** begin Extracted information **
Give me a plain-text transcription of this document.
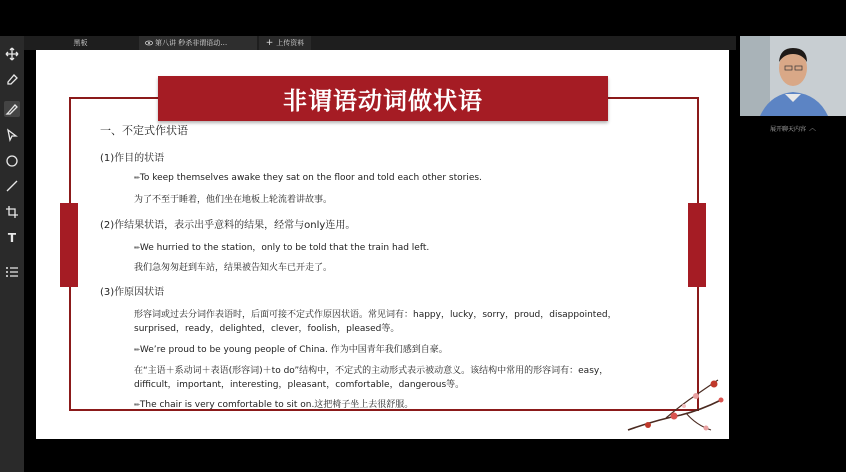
T
黑板	第八讲 秒杀非谓语动…	+ 上传资料
非谓语动词做状语
一、不定式作状语
(1)作目的状语
✏To keep themselves awake they sat on the floor and told each other stories.
为了不至于睡着，他们坐在地板上轮流着讲故事。
(2)作结果状语，表示出乎意料的结果，经常与only连用。
✏We hurried to the station，only to be told that the train had left.
我们急匆匆赶到车站，结果被告知火车已开走了。
(3)作原因状语
形容词或过去分词作表语时，后面可接不定式作原因状语。常见词有：happy，lucky，sorry，proud，disappointed，
surprised，ready，delighted，clever，foolish，pleased等。
✏We’re proud to be young people of China. 作为中国青年我们感到自豪。
在“主语＋系动词＋表语(形容词)＋to do”结构中，不定式的主动形式表示被动意义。该结构中常用的形容词有：easy，
difficult，important，interesting，pleasant，comfortable，dangerous等。
✏The chair is very comfortable to sit on.这把椅子坐上去很舒服。
展开聊天内容 ︿
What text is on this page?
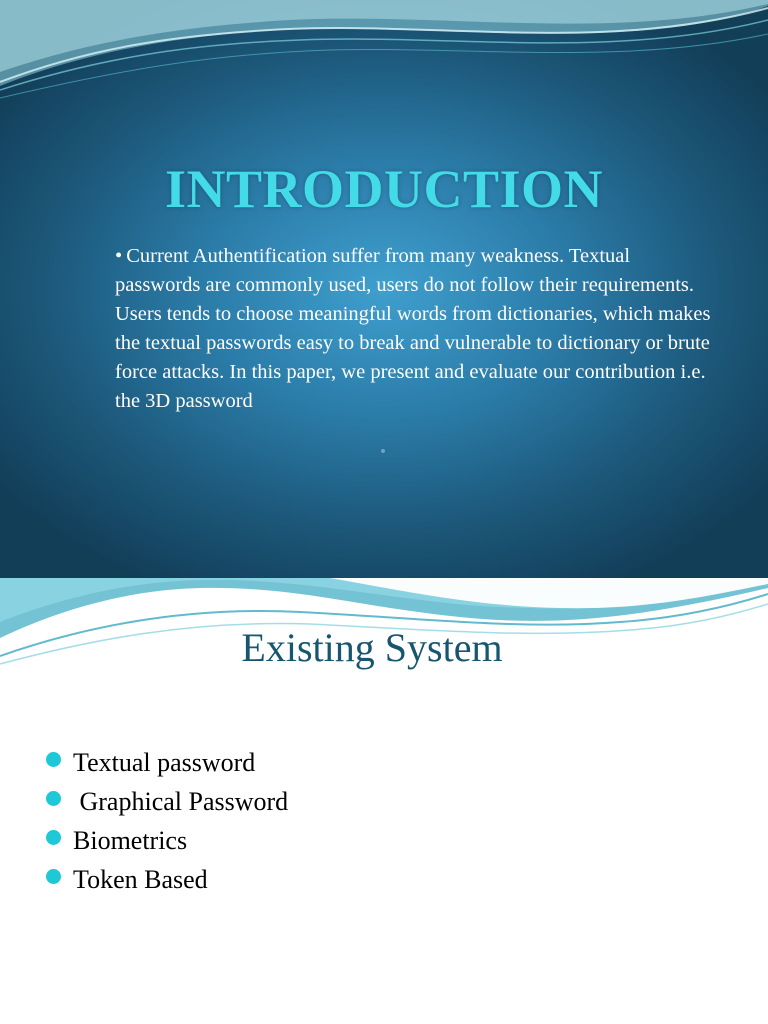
INTRODUCTION
• Current Authentification suffer from many weakness. Textual passwords are commonly used, users do not follow their requirements. Users tends to choose meaningful words from dictionaries, which makes the textual passwords easy to break and vulnerable to dictionary or brute force attacks. In this paper, we present and evaluate our contribution i.e. the 3D password
Existing System
Textual password
Graphical Password
Biometrics
Token Based
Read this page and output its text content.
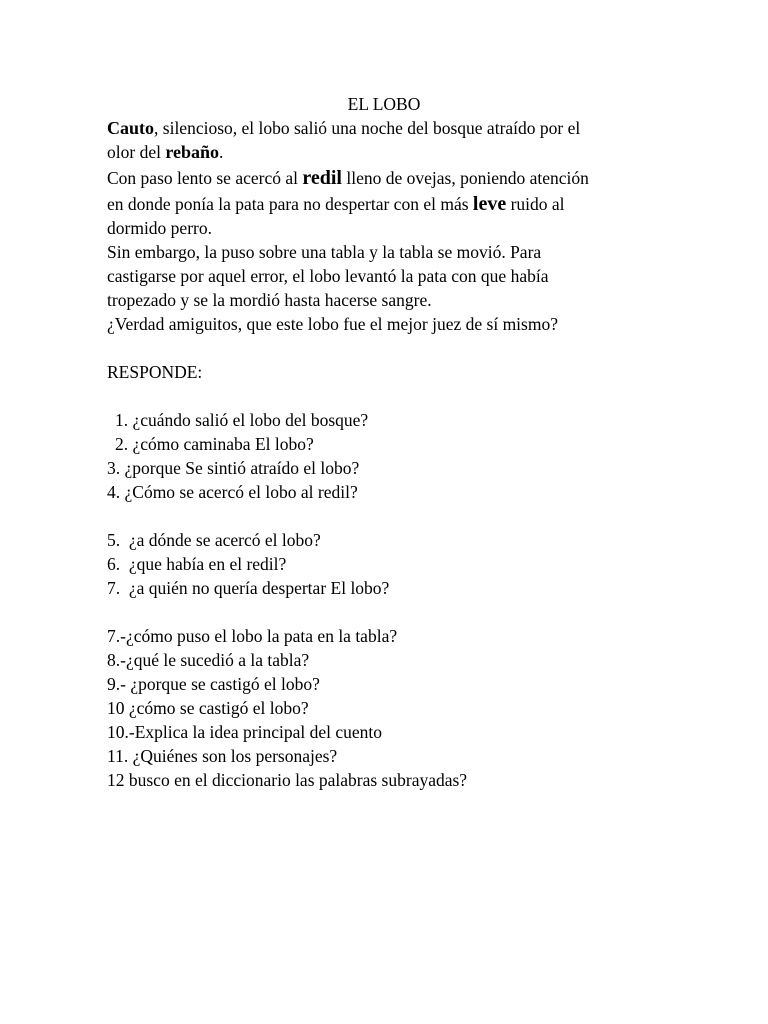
EL LOBO
Cauto, silencioso, el lobo salió una noche del bosque atraído por el
olor del rebaño.
Con paso lento se acercó al redil lleno de ovejas, poniendo atención
en donde ponía la pata para no despertar con el más leve ruido al
dormido perro.
Sin embargo, la puso sobre una tabla y la tabla se movió. Para
castigarse por aquel error, el lobo levantó la pata con que había
tropezado y se la mordió hasta hacerse sangre.
¿Verdad amiguitos, que este lobo fue el mejor juez de sí mismo?
RESPONDE:
1. ¿cuándo salió el lobo del bosque?
2. ¿cómo caminaba El lobo?
3. ¿porque Se sintió atraído el lobo?
4. ¿Cómo se acercó el lobo al redil?
5.  ¿a dónde se acercó el lobo?
6.  ¿que había en el redil?
7.  ¿a quién no quería despertar El lobo?
7.-¿cómo puso el lobo la pata en la tabla?
8.-¿qué le sucedió a la tabla?
9.- ¿porque se castigó el lobo?
10 ¿cómo se castigó el lobo?
10.-Explica la idea principal del cuento
11. ¿Quiénes son los personajes?
12 busco en el diccionario las palabras subrayadas?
** end Extracted information **
▸ Exercise brief: Quote the data above in full and without alteration; skip the pictures.

▸ Correct result:
Give me a plain-text transcription of this document.
T
黑板	第八讲 秒杀非谓语动…	+ 上传资料
非谓语动词做状语
一、不定式作状语
(1)作目的状语
✏To keep themselves awake they sat on the floor and told each other stories.
为了不至于睡着，他们坐在地板上轮流着讲故事。
(2)作结果状语，表示出乎意料的结果，经常与only连用。
✏We hurried to the station，only to be told that the train had left.
我们急匆匆赶到车站，结果被告知火车已开走了。
(3)作原因状语
形容词或过去分词作表语时，后面可接不定式作原因状语。常见词有：happy，lucky，sorry，proud，disappointed，
surprised，ready，delighted，clever，foolish，pleased等。
✏We’re proud to be young people of China. 作为中国青年我们感到自豪。
在“主语＋系动词＋表语(形容词)＋to do”结构中，不定式的主动形式表示被动意义。该结构中常用的形容词有：easy，
difficult，important，interesting，pleasant，comfortable，dangerous等。
✏The chair is very comfortable to sit on.这把椅子坐上去很舒服。
展开聊天内容 ︿
What text is on this page?
INTRODUCTION
• Current Authentification suffer from many weakness. Textual passwords are commonly used, users do not follow their requirements. Users tends to choose meaningful words from dictionaries, which makes the textual passwords easy to break and vulnerable to dictionary or brute force attacks. In this paper, we present and evaluate our contribution i.e. the 3D password
Existing System
Textual password
Graphical Password
Biometrics
Token Based
Read this page and output its text content.
EL LOBO
Cauto, silencioso, el lobo salió una noche del bosque atraído por el
olor del rebaño.
Con paso lento se acercó al redil lleno de ovejas, poniendo atención
en donde ponía la pata para no despertar con el más leve ruido al
dormido perro.
Sin embargo, la puso sobre una tabla y la tabla se movió. Para
castigarse por aquel error, el lobo levantó la pata con que había
tropezado y se la mordió hasta hacerse sangre.
¿Verdad amiguitos, que este lobo fue el mejor juez de sí mismo?
RESPONDE:
1. ¿cuándo salió el lobo del bosque?
2. ¿cómo caminaba El lobo?
3. ¿porque Se sintió atraído el lobo?
4. ¿Cómo se acercó el lobo al redil?
5.  ¿a dónde se acercó el lobo?
6.  ¿que había en el redil?
7.  ¿a quién no quería despertar El lobo?
7.-¿cómo puso el lobo la pata en la tabla?
8.-¿qué le sucedió a la tabla?
9.- ¿porque se castigó el lobo?
10 ¿cómo se castigó el lobo?
10.-Explica la idea principal del cuento
11. ¿Quiénes son los personajes?
12 busco en el diccionario las palabras subrayadas?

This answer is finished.